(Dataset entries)
╔══
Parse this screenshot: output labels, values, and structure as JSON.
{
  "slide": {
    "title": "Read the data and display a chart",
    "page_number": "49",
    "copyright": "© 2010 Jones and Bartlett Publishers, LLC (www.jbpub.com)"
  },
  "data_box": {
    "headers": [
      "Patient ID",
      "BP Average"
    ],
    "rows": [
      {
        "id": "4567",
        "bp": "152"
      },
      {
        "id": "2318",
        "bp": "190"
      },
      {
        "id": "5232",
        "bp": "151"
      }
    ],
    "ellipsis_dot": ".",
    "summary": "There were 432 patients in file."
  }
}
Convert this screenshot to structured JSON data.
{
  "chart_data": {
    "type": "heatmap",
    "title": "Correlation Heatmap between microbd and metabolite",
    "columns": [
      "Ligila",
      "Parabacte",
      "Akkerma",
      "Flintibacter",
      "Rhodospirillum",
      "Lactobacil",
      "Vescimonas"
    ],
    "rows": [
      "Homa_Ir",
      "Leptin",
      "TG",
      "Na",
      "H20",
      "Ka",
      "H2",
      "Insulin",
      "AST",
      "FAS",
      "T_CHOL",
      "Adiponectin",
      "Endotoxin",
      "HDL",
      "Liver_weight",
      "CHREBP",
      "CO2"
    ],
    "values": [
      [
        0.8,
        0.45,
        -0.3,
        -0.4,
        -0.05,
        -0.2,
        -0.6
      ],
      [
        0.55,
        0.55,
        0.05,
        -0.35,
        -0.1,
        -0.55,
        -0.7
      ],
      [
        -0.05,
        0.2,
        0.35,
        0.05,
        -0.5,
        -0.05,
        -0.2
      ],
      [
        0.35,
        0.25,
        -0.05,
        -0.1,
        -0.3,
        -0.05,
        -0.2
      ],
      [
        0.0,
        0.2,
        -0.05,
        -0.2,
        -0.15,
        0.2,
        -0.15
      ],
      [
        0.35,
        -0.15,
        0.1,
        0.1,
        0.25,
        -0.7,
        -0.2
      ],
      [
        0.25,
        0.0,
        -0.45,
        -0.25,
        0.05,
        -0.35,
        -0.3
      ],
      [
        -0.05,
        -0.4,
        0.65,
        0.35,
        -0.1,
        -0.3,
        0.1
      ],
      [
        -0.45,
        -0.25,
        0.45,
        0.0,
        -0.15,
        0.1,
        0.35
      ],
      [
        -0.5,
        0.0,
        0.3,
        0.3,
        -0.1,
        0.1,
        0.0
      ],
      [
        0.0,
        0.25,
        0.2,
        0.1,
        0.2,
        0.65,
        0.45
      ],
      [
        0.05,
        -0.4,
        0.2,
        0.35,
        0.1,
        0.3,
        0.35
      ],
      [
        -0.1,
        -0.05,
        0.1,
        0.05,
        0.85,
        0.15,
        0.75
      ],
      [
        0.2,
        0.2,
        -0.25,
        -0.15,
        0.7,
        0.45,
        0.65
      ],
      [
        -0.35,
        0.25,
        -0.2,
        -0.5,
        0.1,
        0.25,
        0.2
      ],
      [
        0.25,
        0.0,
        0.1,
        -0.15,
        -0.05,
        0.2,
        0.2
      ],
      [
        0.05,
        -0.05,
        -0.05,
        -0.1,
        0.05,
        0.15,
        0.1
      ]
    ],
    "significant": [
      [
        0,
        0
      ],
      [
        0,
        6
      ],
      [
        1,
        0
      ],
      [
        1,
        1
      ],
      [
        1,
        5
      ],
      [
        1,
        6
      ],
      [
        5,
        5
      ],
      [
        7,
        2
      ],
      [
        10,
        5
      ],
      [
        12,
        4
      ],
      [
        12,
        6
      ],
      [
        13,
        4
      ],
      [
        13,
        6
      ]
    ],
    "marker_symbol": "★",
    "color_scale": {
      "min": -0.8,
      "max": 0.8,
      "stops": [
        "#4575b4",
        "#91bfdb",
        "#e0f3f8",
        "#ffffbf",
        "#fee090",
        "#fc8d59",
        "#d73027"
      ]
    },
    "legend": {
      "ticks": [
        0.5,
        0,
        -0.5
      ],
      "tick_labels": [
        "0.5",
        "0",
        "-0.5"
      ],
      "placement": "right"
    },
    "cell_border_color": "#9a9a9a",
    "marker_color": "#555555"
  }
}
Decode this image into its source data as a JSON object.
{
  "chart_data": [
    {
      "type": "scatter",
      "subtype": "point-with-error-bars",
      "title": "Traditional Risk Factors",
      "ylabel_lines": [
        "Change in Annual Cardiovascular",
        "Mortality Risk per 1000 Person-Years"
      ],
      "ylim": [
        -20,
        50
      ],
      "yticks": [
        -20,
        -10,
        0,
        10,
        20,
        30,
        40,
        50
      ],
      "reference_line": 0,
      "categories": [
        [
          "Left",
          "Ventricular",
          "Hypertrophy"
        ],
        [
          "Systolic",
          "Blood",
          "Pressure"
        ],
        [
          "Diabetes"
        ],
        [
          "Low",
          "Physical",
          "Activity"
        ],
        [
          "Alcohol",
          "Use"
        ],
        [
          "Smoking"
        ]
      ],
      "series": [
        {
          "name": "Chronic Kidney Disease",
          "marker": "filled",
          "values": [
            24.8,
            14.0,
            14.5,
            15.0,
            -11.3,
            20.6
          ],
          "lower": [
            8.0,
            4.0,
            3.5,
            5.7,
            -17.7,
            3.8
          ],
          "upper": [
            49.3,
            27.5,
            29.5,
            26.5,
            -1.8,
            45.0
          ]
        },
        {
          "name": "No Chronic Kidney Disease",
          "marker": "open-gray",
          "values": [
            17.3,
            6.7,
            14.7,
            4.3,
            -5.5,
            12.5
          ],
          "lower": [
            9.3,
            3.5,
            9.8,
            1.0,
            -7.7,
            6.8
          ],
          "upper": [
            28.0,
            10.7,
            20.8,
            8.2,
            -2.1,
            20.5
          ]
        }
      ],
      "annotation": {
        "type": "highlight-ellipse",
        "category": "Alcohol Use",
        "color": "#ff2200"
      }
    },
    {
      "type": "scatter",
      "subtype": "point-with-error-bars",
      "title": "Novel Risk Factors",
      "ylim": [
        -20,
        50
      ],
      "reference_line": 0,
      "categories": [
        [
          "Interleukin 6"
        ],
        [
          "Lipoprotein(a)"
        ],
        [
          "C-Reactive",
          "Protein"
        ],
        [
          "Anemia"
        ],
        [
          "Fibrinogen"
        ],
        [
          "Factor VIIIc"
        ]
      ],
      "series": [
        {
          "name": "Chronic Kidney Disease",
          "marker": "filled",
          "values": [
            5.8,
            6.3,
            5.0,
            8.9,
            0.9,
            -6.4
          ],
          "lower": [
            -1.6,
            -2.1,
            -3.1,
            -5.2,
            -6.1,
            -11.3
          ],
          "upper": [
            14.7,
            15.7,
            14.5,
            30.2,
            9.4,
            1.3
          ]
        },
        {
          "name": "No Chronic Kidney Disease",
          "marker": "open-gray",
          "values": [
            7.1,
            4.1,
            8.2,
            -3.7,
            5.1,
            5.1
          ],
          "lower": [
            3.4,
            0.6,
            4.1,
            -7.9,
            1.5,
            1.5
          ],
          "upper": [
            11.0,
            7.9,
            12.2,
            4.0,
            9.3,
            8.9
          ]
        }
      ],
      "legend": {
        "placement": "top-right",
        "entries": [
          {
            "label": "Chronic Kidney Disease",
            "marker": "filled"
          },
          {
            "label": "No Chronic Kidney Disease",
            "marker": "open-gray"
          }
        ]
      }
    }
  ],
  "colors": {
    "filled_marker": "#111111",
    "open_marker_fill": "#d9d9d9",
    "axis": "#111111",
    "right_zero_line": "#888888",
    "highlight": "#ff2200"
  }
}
╚══
> **THE PROBLEM**:
Reproduce every record, making sure each one stays exactly the same.

> **WRITTEN RESPONSE**:
Parse this screenshot: output labels, values, and structure as JSON.
{
  "slide": {
    "title": "Read the data and display a chart",
    "page_number": "49",
    "copyright": "© 2010 Jones and Bartlett Publishers, LLC (www.jbpub.com)"
  },
  "data_box": {
    "headers": [
      "Patient ID",
      "BP Average"
    ],
    "rows": [
      {
        "id": "4567",
        "bp": "152"
      },
      {
        "id": "2318",
        "bp": "190"
      },
      {
        "id": "5232",
        "bp": "151"
      }
    ],
    "ellipsis_dot": ".",
    "summary": "There were 432 patients in file."
  }
}
Convert this screenshot to structured JSON data.
{
  "chart_data": {
    "type": "heatmap",
    "title": "Correlation Heatmap between microbd and metabolite",
    "columns": [
      "Ligila",
      "Parabacte",
      "Akkerma",
      "Flintibacter",
      "Rhodospirillum",
      "Lactobacil",
      "Vescimonas"
    ],
    "rows": [
      "Homa_Ir",
      "Leptin",
      "TG",
      "Na",
      "H20",
      "Ka",
      "H2",
      "Insulin",
      "AST",
      "FAS",
      "T_CHOL",
      "Adiponectin",
      "Endotoxin",
      "HDL",
      "Liver_weight",
      "CHREBP",
      "CO2"
    ],
    "values": [
      [
        0.8,
        0.45,
        -0.3,
        -0.4,
        -0.05,
        -0.2,
        -0.6
      ],
      [
        0.55,
        0.55,
        0.05,
        -0.35,
        -0.1,
        -0.55,
        -0.7
      ],
      [
        -0.05,
        0.2,
        0.35,
        0.05,
        -0.5,
        -0.05,
        -0.2
      ],
      [
        0.35,
        0.25,
        -0.05,
        -0.1,
        -0.3,
        -0.05,
        -0.2
      ],
      [
        0.0,
        0.2,
        -0.05,
        -0.2,
        -0.15,
        0.2,
        -0.15
      ],
      [
        0.35,
        -0.15,
        0.1,
        0.1,
        0.25,
        -0.7,
        -0.2
      ],
      [
        0.25,
        0.0,
        -0.45,
        -0.25,
        0.05,
        -0.35,
        -0.3
      ],
      [
        -0.05,
        -0.4,
        0.65,
        0.35,
        -0.1,
        -0.3,
        0.1
      ],
      [
        -0.45,
        -0.25,
        0.45,
        0.0,
        -0.15,
        0.1,
        0.35
      ],
      [
        -0.5,
        0.0,
        0.3,
        0.3,
        -0.1,
        0.1,
        0.0
      ],
      [
        0.0,
        0.25,
        0.2,
        0.1,
        0.2,
        0.65,
        0.45
      ],
      [
        0.05,
        -0.4,
        0.2,
        0.35,
        0.1,
        0.3,
        0.35
      ],
      [
        -0.1,
        -0.05,
        0.1,
        0.05,
        0.85,
        0.15,
        0.75
      ],
      [
        0.2,
        0.2,
        -0.25,
        -0.15,
        0.7,
        0.45,
        0.65
      ],
      [
        -0.35,
        0.25,
        -0.2,
        -0.5,
        0.1,
        0.25,
        0.2
      ],
      [
        0.25,
        0.0,
        0.1,
        -0.15,
        -0.05,
        0.2,
        0.2
      ],
      [
        0.05,
        -0.05,
        -0.05,
        -0.1,
        0.05,
        0.15,
        0.1
      ]
    ],
    "significant": [
      [
        0,
        0
      ],
      [
        0,
        6
      ],
      [
        1,
        0
      ],
      [
        1,
        1
      ],
      [
        1,
        5
      ],
      [
        1,
        6
      ],
      [
        5,
        5
      ],
      [
        7,
        2
      ],
      [
        10,
        5
      ],
      [
        12,
        4
      ],
      [
        12,
        6
      ],
      [
        13,
        4
      ],
      [
        13,
        6
      ]
    ],
    "marker_symbol": "★",
    "color_scale": {
      "min": -0.8,
      "max": 0.8,
      "stops": [
        "#4575b4",
        "#91bfdb",
        "#e0f3f8",
        "#ffffbf",
        "#fee090",
        "#fc8d59",
        "#d73027"
      ]
    },
    "legend": {
      "ticks": [
        0.5,
        0,
        -0.5
      ],
      "tick_labels": [
        "0.5",
        "0",
        "-0.5"
      ],
      "placement": "right"
    },
    "cell_border_color": "#9a9a9a",
    "marker_color": "#555555"
  }
}
Decode this image into its source data as a JSON object.
{
  "chart_data": [
    {
      "type": "scatter",
      "subtype": "point-with-error-bars",
      "title": "Traditional Risk Factors",
      "ylabel_lines": [
        "Change in Annual Cardiovascular",
        "Mortality Risk per 1000 Person-Years"
      ],
      "ylim": [
        -20,
        50
      ],
      "yticks": [
        -20,
        -10,
        0,
        10,
        20,
        30,
        40,
        50
      ],
      "reference_line": 0,
      "categories": [
        [
          "Left",
          "Ventricular",
          "Hypertrophy"
        ],
        [
          "Systolic",
          "Blood",
          "Pressure"
        ],
        [
          "Diabetes"
        ],
        [
          "Low",
          "Physical",
          "Activity"
        ],
        [
          "Alcohol",
          "Use"
        ],
        [
          "Smoking"
        ]
      ],
      "series": [
        {
          "name": "Chronic Kidney Disease",
          "marker": "filled",
          "values": [
            24.8,
            14.0,
            14.5,
            15.0,
            -11.3,
            20.6
          ],
          "lower": [
            8.0,
            4.0,
            3.5,
            5.7,
            -17.7,
            3.8
          ],
          "upper": [
            49.3,
            27.5,
            29.5,
            26.5,
            -1.8,
            45.0
          ]
        },
        {
          "name": "No Chronic Kidney Disease",
          "marker": "open-gray",
          "values": [
            17.3,
            6.7,
            14.7,
            4.3,
            -5.5,
            12.5
          ],
          "lower": [
            9.3,
            3.5,
            9.8,
            1.0,
            -7.7,
            6.8
          ],
          "upper": [
            28.0,
            10.7,
            20.8,
            8.2,
            -2.1,
            20.5
          ]
        }
      ],
      "annotation": {
        "type": "highlight-ellipse",
        "category": "Alcohol Use",
        "color": "#ff2200"
      }
    },
    {
      "type": "scatter",
      "subtype": "point-with-error-bars",
      "title": "Novel Risk Factors",
      "ylim": [
        -20,
        50
      ],
      "reference_line": 0,
      "categories": [
        [
          "Interleukin 6"
        ],
        [
          "Lipoprotein(a)"
        ],
        [
          "C-Reactive",
          "Protein"
        ],
        [
          "Anemia"
        ],
        [
          "Fibrinogen"
        ],
        [
          "Factor VIIIc"
        ]
      ],
      "series": [
        {
          "name": "Chronic Kidney Disease",
          "marker": "filled",
          "values": [
            5.8,
            6.3,
            5.0,
            8.9,
            0.9,
            -6.4
          ],
          "lower": [
            -1.6,
            -2.1,
            -3.1,
            -5.2,
            -6.1,
            -11.3
          ],
          "upper": [
            14.7,
            15.7,
            14.5,
            30.2,
            9.4,
            1.3
          ]
        },
        {
          "name": "No Chronic Kidney Disease",
          "marker": "open-gray",
          "values": [
            7.1,
            4.1,
            8.2,
            -3.7,
            5.1,
            5.1
          ],
          "lower": [
            3.4,
            0.6,
            4.1,
            -7.9,
            1.5,
            1.5
          ],
          "upper": [
            11.0,
            7.9,
            12.2,
            4.0,
            9.3,
            8.9
          ]
        }
      ],
      "legend": {
        "placement": "top-right",
        "entries": [
          {
            "label": "Chronic Kidney Disease",
            "marker": "filled"
          },
          {
            "label": "No Chronic Kidney Disease",
            "marker": "open-gray"
          }
        ]
      }
    }
  ],
  "colors": {
    "filled_marker": "#111111",
    "open_marker_fill": "#d9d9d9",
    "axis": "#111111",
    "right_zero_line": "#888888",
    "highlight": "#ff2200"
  }
}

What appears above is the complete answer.